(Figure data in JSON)
▼
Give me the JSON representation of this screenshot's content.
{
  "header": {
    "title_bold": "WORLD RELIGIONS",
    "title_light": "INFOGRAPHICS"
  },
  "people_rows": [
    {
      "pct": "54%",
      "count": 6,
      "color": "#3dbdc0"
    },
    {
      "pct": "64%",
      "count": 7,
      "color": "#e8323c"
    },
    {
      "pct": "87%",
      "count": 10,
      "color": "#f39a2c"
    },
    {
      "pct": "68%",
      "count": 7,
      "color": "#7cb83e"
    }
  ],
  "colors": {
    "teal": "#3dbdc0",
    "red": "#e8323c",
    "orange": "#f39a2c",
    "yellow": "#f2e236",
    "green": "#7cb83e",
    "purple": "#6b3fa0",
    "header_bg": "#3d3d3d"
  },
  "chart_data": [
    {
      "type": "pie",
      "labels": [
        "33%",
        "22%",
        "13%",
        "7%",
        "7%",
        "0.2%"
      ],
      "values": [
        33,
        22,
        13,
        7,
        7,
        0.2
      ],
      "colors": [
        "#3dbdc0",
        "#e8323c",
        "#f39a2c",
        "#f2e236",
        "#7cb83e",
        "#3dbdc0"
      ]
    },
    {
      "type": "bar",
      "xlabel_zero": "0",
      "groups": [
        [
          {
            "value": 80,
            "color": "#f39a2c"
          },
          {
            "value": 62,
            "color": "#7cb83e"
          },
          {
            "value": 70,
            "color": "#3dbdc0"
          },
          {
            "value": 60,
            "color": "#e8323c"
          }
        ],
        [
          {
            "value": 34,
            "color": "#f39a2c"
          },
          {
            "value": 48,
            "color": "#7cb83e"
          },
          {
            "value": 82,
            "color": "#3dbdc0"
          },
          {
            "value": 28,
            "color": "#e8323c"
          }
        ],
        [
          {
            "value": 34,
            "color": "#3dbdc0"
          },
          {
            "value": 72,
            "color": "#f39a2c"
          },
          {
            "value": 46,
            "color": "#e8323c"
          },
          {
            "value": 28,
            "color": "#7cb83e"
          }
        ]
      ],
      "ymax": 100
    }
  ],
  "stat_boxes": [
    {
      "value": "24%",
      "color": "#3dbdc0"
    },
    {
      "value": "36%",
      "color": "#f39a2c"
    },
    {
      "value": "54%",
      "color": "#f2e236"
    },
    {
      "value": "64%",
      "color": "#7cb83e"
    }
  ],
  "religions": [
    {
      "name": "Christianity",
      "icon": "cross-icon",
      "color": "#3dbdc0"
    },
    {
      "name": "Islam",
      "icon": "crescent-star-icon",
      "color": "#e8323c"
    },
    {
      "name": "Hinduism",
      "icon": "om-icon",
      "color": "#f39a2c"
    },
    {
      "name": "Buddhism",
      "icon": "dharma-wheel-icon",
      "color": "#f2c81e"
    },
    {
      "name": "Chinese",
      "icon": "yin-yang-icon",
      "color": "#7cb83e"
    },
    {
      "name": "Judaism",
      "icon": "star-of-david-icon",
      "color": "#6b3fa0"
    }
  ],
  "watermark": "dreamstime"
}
▲
**WORK TO COMPLETE**.
In full and verbatim, repeat the records given above.

**ANSWER TO THE PROBLEM**.
Give me the JSON representation of this screenshot's content.
{
  "header": {
    "title_bold": "WORLD RELIGIONS",
    "title_light": "INFOGRAPHICS"
  },
  "people_rows": [
    {
      "pct": "54%",
      "count": 6,
      "color": "#3dbdc0"
    },
    {
      "pct": "64%",
      "count": 7,
      "color": "#e8323c"
    },
    {
      "pct": "87%",
      "count": 10,
      "color": "#f39a2c"
    },
    {
      "pct": "68%",
      "count": 7,
      "color": "#7cb83e"
    }
  ],
  "colors": {
    "teal": "#3dbdc0",
    "red": "#e8323c",
    "orange": "#f39a2c",
    "yellow": "#f2e236",
    "green": "#7cb83e",
    "purple": "#6b3fa0",
    "header_bg": "#3d3d3d"
  },
  "chart_data": [
    {
      "type": "pie",
      "labels": [
        "33%",
        "22%",
        "13%",
        "7%",
        "7%",
        "0.2%"
      ],
      "values": [
        33,
        22,
        13,
        7,
        7,
        0.2
      ],
      "colors": [
        "#3dbdc0",
        "#e8323c",
        "#f39a2c",
        "#f2e236",
        "#7cb83e",
        "#3dbdc0"
      ]
    },
    {
      "type": "bar",
      "xlabel_zero": "0",
      "groups": [
        [
          {
            "value": 80,
            "color": "#f39a2c"
          },
          {
            "value": 62,
            "color": "#7cb83e"
          },
          {
            "value": 70,
            "color": "#3dbdc0"
          },
          {
            "value": 60,
            "color": "#e8323c"
          }
        ],
        [
          {
            "value": 34,
            "color": "#f39a2c"
          },
          {
            "value": 48,
            "color": "#7cb83e"
          },
          {
            "value": 82,
            "color": "#3dbdc0"
          },
          {
            "value": 28,
            "color": "#e8323c"
          }
        ],
        [
          {
            "value": 34,
            "color": "#3dbdc0"
          },
          {
            "value": 72,
            "color": "#f39a2c"
          },
          {
            "value": 46,
            "color": "#e8323c"
          },
          {
            "value": 28,
            "color": "#7cb83e"
          }
        ]
      ],
      "ymax": 100
    }
  ],
  "stat_boxes": [
    {
      "value": "24%",
      "color": "#3dbdc0"
    },
    {
      "value": "36%",
      "color": "#f39a2c"
    },
    {
      "value": "54%",
      "color": "#f2e236"
    },
    {
      "value": "64%",
      "color": "#7cb83e"
    }
  ],
  "religions": [
    {
      "name": "Christianity",
      "icon": "cross-icon",
      "color": "#3dbdc0"
    },
    {
      "name": "Islam",
      "icon": "crescent-star-icon",
      "color": "#e8323c"
    },
    {
      "name": "Hinduism",
      "icon": "om-icon",
      "color": "#f39a2c"
    },
    {
      "name": "Buddhism",
      "icon": "dharma-wheel-icon",
      "color": "#f2c81e"
    },
    {
      "name": "Chinese",
      "icon": "yin-yang-icon",
      "color": "#7cb83e"
    },
    {
      "name": "Judaism",
      "icon": "star-of-david-icon",
      "color": "#6b3fa0"
    }
  ],
  "watermark": "dreamstime"
}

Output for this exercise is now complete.